• _TASK DESCRIPTION_: Gather all lines in the entries below that include the word "icon".

• _INFORMATION PROVIDED_:
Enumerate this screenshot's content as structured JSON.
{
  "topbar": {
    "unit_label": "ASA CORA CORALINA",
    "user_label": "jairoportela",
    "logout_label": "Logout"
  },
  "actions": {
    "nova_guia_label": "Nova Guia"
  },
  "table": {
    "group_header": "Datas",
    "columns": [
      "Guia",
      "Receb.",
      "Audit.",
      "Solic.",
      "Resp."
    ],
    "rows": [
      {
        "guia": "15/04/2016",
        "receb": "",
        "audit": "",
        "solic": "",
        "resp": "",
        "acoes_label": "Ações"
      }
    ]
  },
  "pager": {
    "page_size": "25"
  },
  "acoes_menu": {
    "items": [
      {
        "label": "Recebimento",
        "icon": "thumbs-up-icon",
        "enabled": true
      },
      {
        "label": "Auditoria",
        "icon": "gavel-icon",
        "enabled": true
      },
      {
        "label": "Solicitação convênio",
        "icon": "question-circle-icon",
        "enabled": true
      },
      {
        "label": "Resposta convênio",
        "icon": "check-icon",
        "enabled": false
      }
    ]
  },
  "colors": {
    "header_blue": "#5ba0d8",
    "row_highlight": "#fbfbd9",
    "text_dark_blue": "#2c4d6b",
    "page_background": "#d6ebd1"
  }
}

• _ANSWER TO THIS EXERCISE_:
        "icon": "thumbs-up-icon",
        "icon": "gavel-icon",
        "icon": "question-circle-icon",
        "icon": "check-icon",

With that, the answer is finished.